◆ **TASK**: Could you return each line from the one bearing "Output a JSON" through the last line of the entries, exactly as it stands, with no pictures?

◆ **INPUT**:
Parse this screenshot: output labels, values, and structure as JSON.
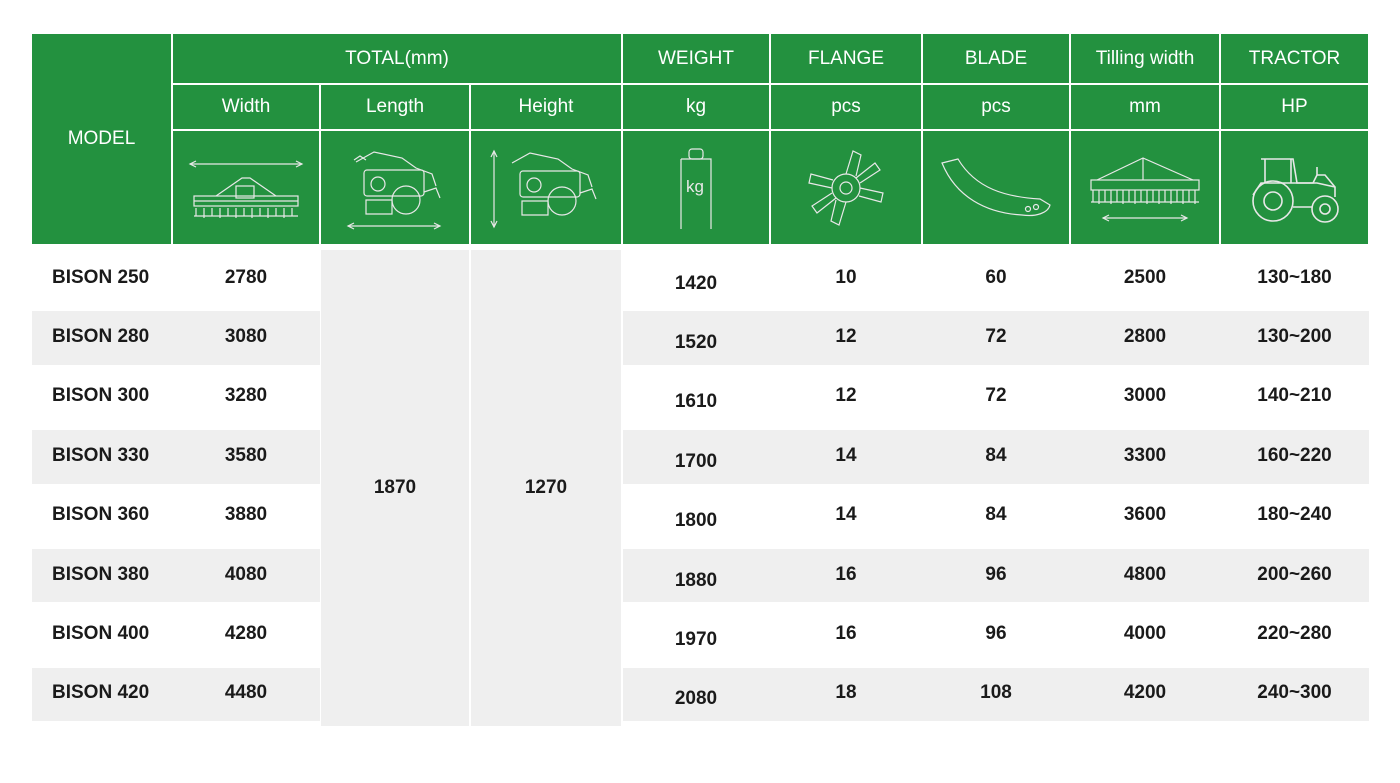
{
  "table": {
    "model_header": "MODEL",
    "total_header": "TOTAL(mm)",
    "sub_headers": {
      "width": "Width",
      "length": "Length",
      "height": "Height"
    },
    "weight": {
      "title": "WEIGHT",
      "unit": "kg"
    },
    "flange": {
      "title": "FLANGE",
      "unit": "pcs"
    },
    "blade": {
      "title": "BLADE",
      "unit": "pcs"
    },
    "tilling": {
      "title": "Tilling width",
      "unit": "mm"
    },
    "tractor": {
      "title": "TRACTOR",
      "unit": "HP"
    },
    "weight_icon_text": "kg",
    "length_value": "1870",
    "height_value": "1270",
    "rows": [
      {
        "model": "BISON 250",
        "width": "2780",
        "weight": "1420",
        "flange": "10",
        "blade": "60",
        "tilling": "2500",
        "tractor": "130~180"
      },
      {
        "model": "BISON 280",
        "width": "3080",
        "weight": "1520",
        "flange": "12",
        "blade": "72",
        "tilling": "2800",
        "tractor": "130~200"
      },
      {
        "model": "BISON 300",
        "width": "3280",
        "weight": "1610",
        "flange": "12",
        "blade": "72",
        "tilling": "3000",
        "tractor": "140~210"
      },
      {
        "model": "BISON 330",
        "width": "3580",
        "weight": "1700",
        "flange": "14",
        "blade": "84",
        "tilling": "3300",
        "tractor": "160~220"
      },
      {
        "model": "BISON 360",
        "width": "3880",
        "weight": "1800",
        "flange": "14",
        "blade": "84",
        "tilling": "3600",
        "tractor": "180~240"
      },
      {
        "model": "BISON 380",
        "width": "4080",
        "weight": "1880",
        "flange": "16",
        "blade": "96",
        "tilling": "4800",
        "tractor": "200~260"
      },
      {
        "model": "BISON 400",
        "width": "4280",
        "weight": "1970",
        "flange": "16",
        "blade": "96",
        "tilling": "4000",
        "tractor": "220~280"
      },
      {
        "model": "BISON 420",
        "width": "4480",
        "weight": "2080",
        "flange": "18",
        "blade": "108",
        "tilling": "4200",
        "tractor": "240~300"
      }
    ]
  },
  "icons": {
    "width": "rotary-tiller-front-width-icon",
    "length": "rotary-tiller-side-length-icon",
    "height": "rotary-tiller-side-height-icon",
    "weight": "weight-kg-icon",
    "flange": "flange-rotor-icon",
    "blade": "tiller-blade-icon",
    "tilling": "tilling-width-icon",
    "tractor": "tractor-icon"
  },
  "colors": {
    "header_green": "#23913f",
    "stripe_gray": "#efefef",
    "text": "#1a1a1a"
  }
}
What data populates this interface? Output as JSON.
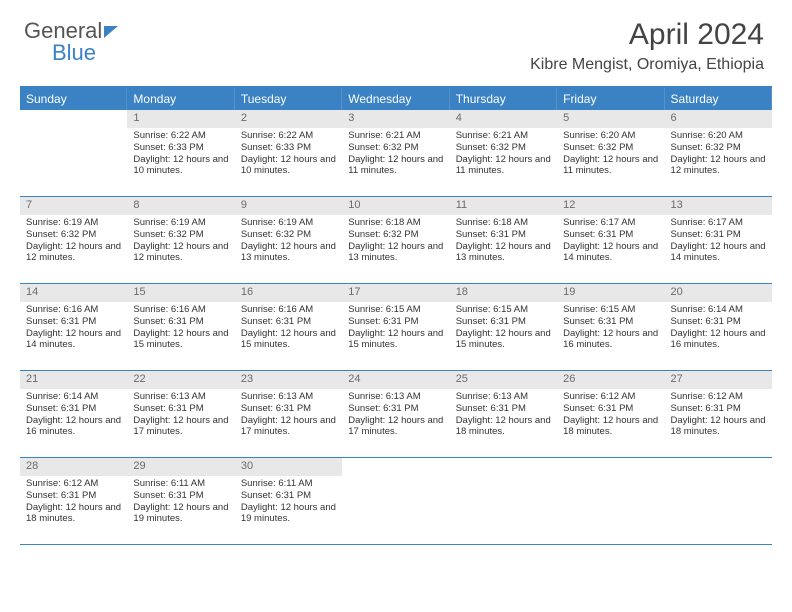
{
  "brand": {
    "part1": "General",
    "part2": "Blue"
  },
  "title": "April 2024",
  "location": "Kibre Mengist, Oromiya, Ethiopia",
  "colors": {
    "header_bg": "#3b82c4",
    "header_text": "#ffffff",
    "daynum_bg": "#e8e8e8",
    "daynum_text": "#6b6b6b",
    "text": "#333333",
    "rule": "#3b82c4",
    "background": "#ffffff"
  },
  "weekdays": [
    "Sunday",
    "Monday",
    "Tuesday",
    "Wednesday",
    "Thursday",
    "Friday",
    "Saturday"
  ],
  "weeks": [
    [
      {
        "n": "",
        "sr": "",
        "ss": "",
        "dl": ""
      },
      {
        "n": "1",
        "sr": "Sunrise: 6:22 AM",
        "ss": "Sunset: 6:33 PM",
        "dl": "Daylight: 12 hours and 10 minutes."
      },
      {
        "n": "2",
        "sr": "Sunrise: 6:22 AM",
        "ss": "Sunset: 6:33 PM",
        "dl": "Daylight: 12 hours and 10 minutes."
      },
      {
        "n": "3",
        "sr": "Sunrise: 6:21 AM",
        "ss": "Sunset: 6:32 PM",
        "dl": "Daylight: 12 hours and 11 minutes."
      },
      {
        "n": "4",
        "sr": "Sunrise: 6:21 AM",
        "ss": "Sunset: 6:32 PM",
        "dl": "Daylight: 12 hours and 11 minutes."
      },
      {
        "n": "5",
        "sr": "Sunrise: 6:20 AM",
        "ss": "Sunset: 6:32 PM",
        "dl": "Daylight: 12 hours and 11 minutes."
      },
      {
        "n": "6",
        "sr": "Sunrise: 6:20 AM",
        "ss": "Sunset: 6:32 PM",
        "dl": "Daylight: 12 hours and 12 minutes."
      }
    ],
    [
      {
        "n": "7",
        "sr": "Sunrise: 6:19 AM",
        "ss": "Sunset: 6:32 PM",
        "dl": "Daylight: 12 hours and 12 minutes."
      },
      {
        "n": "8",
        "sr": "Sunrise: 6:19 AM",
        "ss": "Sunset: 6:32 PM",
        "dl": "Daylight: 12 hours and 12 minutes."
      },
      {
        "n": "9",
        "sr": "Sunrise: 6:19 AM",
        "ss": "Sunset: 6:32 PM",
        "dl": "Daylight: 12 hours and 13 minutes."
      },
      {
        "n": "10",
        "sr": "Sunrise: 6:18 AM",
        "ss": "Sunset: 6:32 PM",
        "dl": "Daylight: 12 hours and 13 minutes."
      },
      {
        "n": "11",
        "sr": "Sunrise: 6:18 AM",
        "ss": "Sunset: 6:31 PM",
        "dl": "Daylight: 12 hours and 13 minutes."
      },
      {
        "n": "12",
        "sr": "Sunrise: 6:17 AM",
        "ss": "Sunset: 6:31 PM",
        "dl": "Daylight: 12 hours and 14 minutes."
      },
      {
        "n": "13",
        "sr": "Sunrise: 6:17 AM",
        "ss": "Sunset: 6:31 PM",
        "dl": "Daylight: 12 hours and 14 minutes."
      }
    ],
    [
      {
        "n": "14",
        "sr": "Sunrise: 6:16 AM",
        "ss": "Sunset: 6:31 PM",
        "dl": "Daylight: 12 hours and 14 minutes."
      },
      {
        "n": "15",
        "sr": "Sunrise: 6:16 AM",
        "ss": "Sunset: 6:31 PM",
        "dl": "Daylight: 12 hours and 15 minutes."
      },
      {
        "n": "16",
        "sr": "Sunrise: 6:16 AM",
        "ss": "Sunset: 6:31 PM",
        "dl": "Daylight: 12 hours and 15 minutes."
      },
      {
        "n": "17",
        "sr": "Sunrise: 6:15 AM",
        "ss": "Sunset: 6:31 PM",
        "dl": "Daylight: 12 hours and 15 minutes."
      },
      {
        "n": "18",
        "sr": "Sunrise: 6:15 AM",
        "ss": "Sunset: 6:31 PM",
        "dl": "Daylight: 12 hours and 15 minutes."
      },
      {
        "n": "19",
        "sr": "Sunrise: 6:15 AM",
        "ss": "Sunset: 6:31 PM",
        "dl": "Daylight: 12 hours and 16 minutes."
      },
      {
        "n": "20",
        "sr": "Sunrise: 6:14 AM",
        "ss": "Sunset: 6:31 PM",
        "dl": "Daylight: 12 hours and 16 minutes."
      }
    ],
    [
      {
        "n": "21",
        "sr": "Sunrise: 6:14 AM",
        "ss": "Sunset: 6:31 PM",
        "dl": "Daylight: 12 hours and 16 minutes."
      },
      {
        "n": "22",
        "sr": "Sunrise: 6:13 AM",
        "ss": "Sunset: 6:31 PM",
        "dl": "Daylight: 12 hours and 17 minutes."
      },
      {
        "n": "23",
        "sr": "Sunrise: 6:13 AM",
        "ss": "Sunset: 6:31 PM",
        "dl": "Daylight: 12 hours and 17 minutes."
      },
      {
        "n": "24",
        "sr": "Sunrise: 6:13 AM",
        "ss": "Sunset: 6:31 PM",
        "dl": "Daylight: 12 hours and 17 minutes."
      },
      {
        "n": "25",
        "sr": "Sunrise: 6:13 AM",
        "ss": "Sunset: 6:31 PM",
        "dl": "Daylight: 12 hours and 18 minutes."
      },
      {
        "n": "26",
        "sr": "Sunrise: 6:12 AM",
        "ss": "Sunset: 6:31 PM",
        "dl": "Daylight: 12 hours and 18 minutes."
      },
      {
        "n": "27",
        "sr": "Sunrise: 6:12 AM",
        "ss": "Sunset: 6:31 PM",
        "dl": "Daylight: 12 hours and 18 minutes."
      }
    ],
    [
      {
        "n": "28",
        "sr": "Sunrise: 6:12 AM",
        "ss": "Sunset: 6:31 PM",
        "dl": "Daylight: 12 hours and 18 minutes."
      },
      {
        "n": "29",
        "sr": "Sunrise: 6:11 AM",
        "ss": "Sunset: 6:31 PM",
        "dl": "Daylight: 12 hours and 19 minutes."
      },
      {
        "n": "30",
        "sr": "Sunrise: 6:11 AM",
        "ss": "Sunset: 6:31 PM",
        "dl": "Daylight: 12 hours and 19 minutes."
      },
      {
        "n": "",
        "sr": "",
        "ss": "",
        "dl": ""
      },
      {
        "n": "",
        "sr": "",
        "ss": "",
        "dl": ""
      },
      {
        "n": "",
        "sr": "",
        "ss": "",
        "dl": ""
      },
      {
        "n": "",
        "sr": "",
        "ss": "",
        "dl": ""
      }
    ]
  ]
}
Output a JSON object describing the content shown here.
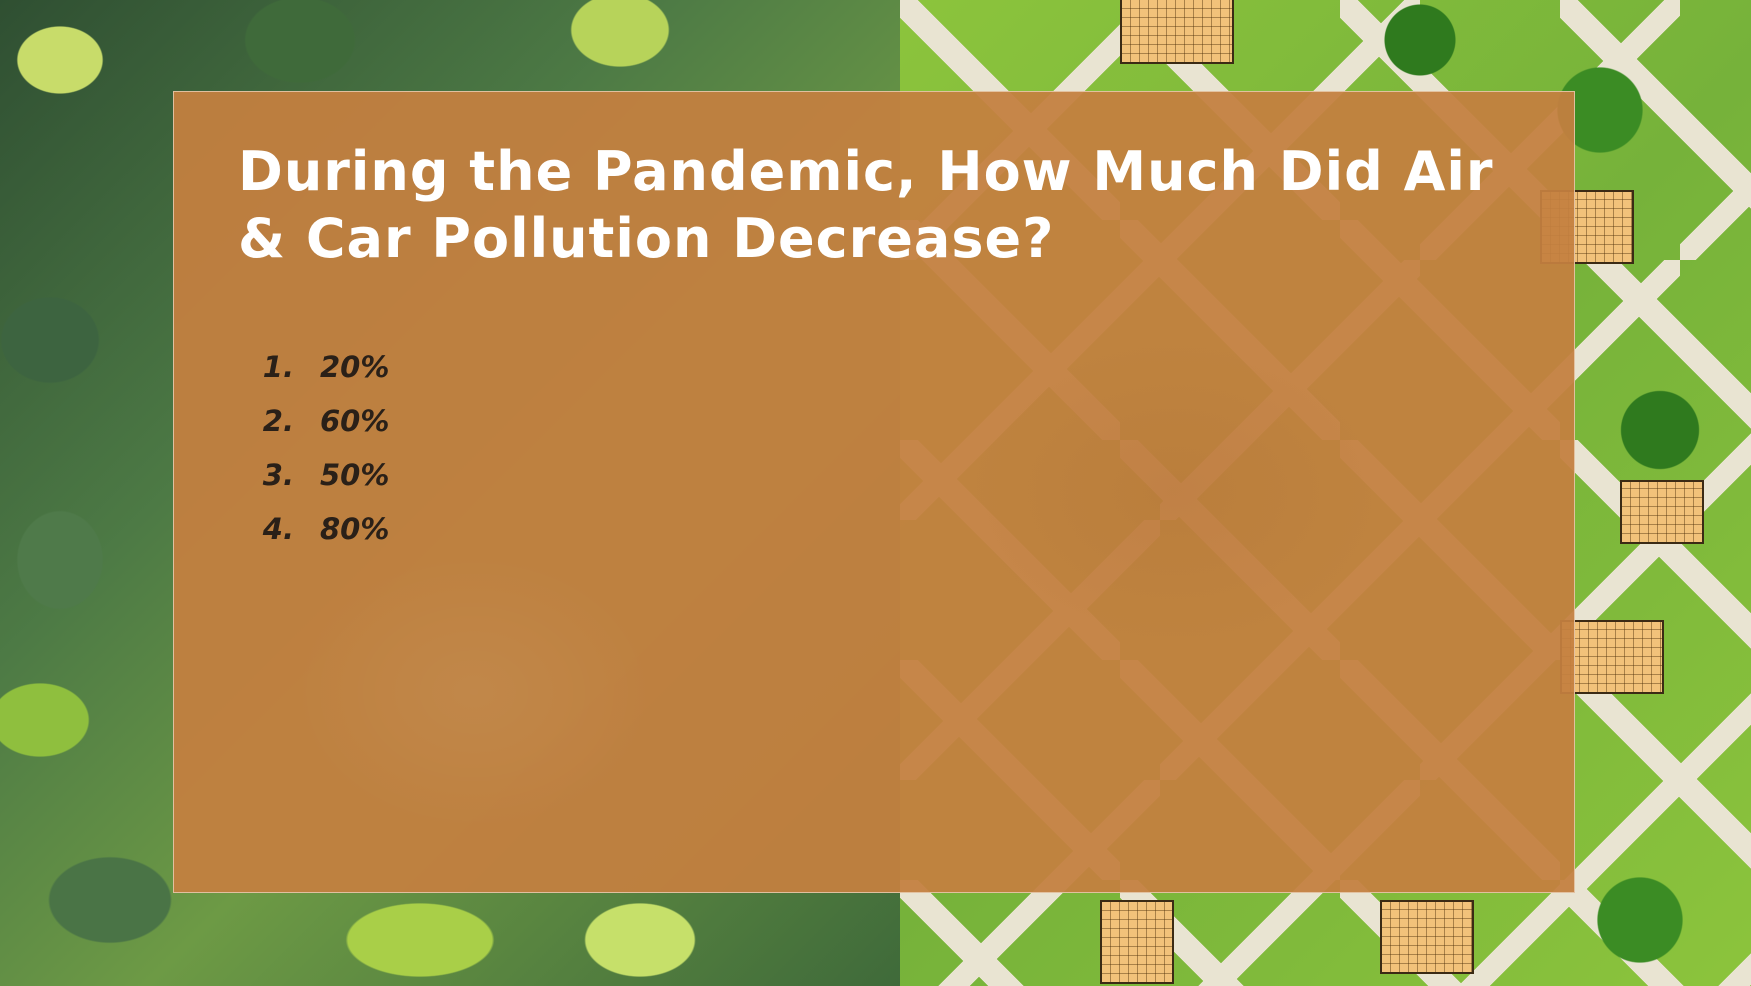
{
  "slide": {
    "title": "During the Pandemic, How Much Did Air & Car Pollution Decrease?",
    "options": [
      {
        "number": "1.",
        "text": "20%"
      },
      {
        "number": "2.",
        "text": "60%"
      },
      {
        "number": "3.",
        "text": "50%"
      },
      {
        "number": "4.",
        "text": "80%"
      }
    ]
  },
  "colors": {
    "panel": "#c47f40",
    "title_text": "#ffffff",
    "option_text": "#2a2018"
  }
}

◆ **RESPONSE TO THIS EXERCISE**:
Output a JSON object describing the content shown here.
{
  "slide": {
    "title": "During the Pandemic, How Much Did Air & Car Pollution Decrease?",
    "options": [
      {
        "number": "1.",
        "text": "20%"
      },
      {
        "number": "2.",
        "text": "60%"
      },
      {
        "number": "3.",
        "text": "50%"
      },
      {
        "number": "4.",
        "text": "80%"
      }
    ]
  },
  "colors": {
    "panel": "#c47f40",
    "title_text": "#ffffff",
    "option_text": "#2a2018"
  }
}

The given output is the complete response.